__WHAT IS ASKED__: Search the material below for the word "CORRELATION" and copy every line in which it occurs.
|---|
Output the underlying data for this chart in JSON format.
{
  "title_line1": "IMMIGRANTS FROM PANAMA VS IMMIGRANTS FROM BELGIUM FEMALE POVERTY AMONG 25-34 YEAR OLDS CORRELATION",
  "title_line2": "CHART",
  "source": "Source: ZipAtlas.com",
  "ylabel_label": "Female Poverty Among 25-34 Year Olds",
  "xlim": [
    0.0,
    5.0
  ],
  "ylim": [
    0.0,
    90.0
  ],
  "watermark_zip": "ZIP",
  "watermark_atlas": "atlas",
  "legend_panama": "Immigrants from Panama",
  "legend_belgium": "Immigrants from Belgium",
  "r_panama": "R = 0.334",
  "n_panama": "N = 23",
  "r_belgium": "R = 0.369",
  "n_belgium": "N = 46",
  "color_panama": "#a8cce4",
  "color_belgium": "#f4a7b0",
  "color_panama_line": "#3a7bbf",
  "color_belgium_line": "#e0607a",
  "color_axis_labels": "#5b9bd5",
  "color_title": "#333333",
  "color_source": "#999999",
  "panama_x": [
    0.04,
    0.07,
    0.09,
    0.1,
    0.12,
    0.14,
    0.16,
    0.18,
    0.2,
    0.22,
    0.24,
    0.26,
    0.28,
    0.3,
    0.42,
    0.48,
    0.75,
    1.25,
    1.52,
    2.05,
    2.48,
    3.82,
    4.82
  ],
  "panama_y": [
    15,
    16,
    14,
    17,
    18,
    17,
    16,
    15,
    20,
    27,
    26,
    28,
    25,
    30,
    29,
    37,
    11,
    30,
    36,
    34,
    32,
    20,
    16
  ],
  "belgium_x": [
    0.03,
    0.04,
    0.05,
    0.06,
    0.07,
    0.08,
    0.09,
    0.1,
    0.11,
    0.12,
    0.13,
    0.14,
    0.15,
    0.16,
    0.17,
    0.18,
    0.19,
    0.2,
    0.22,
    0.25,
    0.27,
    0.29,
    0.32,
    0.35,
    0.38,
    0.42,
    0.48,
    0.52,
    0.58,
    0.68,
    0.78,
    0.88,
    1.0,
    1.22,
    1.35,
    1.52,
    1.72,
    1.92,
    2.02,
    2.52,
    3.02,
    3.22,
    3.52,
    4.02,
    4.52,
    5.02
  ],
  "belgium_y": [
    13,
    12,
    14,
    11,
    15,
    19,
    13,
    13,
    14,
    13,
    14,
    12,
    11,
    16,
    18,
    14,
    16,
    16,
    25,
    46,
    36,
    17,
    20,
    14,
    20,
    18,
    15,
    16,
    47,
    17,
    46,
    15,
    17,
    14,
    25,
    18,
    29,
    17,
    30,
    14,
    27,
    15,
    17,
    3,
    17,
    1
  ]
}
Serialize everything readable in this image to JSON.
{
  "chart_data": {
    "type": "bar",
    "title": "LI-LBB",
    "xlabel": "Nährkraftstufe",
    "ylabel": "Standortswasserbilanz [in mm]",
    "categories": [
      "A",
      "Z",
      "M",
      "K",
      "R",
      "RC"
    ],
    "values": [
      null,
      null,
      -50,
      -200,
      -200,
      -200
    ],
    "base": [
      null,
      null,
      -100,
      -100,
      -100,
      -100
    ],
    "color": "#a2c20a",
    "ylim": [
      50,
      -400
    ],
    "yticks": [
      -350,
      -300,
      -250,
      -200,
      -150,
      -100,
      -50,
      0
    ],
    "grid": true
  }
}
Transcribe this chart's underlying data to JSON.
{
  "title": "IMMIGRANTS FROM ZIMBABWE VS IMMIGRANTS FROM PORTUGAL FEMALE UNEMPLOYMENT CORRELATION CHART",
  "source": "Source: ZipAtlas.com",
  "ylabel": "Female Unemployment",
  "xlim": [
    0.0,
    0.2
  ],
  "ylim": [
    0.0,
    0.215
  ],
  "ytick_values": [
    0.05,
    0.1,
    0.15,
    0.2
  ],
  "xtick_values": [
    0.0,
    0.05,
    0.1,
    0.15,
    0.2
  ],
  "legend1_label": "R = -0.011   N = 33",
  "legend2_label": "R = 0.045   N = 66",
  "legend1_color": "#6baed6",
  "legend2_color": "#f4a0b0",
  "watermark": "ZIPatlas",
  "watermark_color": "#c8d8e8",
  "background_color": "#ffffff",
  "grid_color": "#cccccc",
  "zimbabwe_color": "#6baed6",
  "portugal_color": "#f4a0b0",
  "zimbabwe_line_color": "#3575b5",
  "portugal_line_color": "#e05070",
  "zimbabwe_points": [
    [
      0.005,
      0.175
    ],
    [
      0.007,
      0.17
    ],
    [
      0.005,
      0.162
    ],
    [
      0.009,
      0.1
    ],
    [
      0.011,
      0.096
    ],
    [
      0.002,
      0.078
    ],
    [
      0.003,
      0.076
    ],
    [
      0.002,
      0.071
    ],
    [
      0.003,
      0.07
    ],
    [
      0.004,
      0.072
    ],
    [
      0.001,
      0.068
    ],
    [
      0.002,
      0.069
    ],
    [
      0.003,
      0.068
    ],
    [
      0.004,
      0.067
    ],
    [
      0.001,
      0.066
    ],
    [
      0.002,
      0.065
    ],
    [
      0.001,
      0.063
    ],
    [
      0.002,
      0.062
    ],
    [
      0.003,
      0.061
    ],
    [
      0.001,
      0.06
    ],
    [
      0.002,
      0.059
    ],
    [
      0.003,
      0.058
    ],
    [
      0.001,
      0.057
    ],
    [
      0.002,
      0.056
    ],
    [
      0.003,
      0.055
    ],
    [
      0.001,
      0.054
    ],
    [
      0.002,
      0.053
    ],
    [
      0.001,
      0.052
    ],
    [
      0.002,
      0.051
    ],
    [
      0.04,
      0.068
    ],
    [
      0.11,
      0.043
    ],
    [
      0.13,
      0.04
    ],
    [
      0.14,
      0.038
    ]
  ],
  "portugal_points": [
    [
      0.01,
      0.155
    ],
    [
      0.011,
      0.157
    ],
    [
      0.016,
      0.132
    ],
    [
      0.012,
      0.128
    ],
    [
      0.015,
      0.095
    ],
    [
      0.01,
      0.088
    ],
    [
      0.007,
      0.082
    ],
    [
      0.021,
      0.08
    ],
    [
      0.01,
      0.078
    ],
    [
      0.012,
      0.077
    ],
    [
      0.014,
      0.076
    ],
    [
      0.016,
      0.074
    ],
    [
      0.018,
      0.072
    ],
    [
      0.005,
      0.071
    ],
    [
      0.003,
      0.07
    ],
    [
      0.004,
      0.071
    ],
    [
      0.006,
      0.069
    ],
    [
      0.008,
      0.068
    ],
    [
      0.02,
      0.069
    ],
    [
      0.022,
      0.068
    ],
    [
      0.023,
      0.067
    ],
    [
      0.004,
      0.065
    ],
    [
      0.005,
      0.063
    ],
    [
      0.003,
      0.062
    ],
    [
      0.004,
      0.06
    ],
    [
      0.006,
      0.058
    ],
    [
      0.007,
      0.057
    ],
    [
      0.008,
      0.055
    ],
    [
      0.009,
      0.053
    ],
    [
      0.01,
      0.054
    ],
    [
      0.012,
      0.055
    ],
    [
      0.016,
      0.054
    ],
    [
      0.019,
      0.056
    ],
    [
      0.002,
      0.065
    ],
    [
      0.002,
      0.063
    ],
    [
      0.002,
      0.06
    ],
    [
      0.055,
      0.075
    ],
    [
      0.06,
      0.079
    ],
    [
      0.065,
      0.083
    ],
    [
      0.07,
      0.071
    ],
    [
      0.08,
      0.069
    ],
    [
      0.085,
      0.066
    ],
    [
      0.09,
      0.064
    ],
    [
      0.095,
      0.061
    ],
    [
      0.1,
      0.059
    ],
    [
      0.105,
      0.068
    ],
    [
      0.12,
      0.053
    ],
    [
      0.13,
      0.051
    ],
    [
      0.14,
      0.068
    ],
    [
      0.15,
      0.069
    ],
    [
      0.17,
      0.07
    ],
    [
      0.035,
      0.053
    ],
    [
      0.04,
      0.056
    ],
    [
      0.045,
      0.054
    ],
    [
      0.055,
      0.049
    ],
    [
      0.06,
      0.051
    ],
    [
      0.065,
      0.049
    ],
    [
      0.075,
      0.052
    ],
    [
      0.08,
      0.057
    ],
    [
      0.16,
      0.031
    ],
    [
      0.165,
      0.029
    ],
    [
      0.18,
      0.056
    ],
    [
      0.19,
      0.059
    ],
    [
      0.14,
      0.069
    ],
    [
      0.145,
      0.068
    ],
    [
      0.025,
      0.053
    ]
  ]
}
|---|
__FINAL RESULT__:
  "title_line1": "IMMIGRANTS FROM PANAMA VS IMMIGRANTS FROM BELGIUM FEMALE POVERTY AMONG 25-34 YEAR OLDS CORRELATION",
  "title": "IMMIGRANTS FROM ZIMBABWE VS IMMIGRANTS FROM PORTUGAL FEMALE UNEMPLOYMENT CORRELATION CHART",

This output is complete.